** Begin Data rows **

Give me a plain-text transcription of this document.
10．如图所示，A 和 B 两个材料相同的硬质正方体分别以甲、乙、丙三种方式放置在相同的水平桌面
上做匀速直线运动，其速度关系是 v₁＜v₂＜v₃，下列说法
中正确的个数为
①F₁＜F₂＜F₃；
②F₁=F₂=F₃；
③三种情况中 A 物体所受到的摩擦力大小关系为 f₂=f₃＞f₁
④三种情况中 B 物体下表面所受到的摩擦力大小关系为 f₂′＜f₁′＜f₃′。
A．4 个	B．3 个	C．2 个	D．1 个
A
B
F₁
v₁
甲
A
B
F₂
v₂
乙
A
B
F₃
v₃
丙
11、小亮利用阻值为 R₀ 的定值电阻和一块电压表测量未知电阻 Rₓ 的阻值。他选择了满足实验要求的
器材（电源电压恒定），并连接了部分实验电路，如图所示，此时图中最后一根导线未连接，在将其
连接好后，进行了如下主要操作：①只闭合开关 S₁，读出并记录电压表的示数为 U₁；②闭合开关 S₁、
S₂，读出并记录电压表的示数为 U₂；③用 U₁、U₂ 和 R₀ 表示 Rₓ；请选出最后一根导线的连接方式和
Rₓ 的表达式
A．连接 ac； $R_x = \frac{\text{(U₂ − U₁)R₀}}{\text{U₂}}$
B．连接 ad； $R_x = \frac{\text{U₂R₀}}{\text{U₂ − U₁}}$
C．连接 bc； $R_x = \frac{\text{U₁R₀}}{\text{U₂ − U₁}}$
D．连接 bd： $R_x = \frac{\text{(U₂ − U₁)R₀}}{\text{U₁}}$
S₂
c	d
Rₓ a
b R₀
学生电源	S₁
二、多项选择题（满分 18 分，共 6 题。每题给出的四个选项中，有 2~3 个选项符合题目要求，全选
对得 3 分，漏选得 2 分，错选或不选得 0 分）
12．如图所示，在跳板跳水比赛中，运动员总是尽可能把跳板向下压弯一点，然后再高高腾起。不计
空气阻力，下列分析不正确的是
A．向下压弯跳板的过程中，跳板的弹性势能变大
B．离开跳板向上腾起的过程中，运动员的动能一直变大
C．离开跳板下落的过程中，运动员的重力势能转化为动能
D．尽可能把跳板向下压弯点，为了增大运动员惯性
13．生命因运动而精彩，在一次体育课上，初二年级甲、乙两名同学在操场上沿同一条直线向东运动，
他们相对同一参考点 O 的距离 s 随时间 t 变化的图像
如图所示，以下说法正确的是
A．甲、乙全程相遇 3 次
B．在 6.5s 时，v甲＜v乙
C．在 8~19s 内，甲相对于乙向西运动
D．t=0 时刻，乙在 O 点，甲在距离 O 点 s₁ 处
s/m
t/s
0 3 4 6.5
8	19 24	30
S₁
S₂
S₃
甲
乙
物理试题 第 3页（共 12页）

** End Data rows **

**Given request:**
Write out the entire listing exactly.

**Answer for the task:**
Give me a plain-text transcription of this document.
10．如图所示，A 和 B 两个材料相同的硬质正方体分别以甲、乙、丙三种方式放置在相同的水平桌面
上做匀速直线运动，其速度关系是 v₁＜v₂＜v₃，下列说法
中正确的个数为
①F₁＜F₂＜F₃；
②F₁=F₂=F₃；
③三种情况中 A 物体所受到的摩擦力大小关系为 f₂=f₃＞f₁
④三种情况中 B 物体下表面所受到的摩擦力大小关系为 f₂′＜f₁′＜f₃′。
A．4 个	B．3 个	C．2 个	D．1 个
A
B
F₁
v₁
甲
A
B
F₂
v₂
乙
A
B
F₃
v₃
丙
11、小亮利用阻值为 R₀ 的定值电阻和一块电压表测量未知电阻 Rₓ 的阻值。他选择了满足实验要求的
器材（电源电压恒定），并连接了部分实验电路，如图所示，此时图中最后一根导线未连接，在将其
连接好后，进行了如下主要操作：①只闭合开关 S₁，读出并记录电压表的示数为 U₁；②闭合开关 S₁、
S₂，读出并记录电压表的示数为 U₂；③用 U₁、U₂ 和 R₀ 表示 Rₓ；请选出最后一根导线的连接方式和
Rₓ 的表达式
A．连接 ac； $R_x = \frac{\text{(U₂ − U₁)R₀}}{\text{U₂}}$
B．连接 ad； $R_x = \frac{\text{U₂R₀}}{\text{U₂ − U₁}}$
C．连接 bc； $R_x = \frac{\text{U₁R₀}}{\text{U₂ − U₁}}$
D．连接 bd： $R_x = \frac{\text{(U₂ − U₁)R₀}}{\text{U₁}}$
S₂
c	d
Rₓ a
b R₀
学生电源	S₁
二、多项选择题（满分 18 分，共 6 题。每题给出的四个选项中，有 2~3 个选项符合题目要求，全选
对得 3 分，漏选得 2 分，错选或不选得 0 分）
12．如图所示，在跳板跳水比赛中，运动员总是尽可能把跳板向下压弯一点，然后再高高腾起。不计
空气阻力，下列分析不正确的是
A．向下压弯跳板的过程中，跳板的弹性势能变大
B．离开跳板向上腾起的过程中，运动员的动能一直变大
C．离开跳板下落的过程中，运动员的重力势能转化为动能
D．尽可能把跳板向下压弯点，为了增大运动员惯性
13．生命因运动而精彩，在一次体育课上，初二年级甲、乙两名同学在操场上沿同一条直线向东运动，
他们相对同一参考点 O 的距离 s 随时间 t 变化的图像
如图所示，以下说法正确的是
A．甲、乙全程相遇 3 次
B．在 6.5s 时，v甲＜v乙
C．在 8~19s 内，甲相对于乙向西运动
D．t=0 时刻，乙在 O 点，甲在距离 O 点 s₁ 处
s/m
t/s
0 3 4 6.5
8	19 24	30
S₁
S₂
S₃
甲
乙
物理试题 第 3页（共 12页）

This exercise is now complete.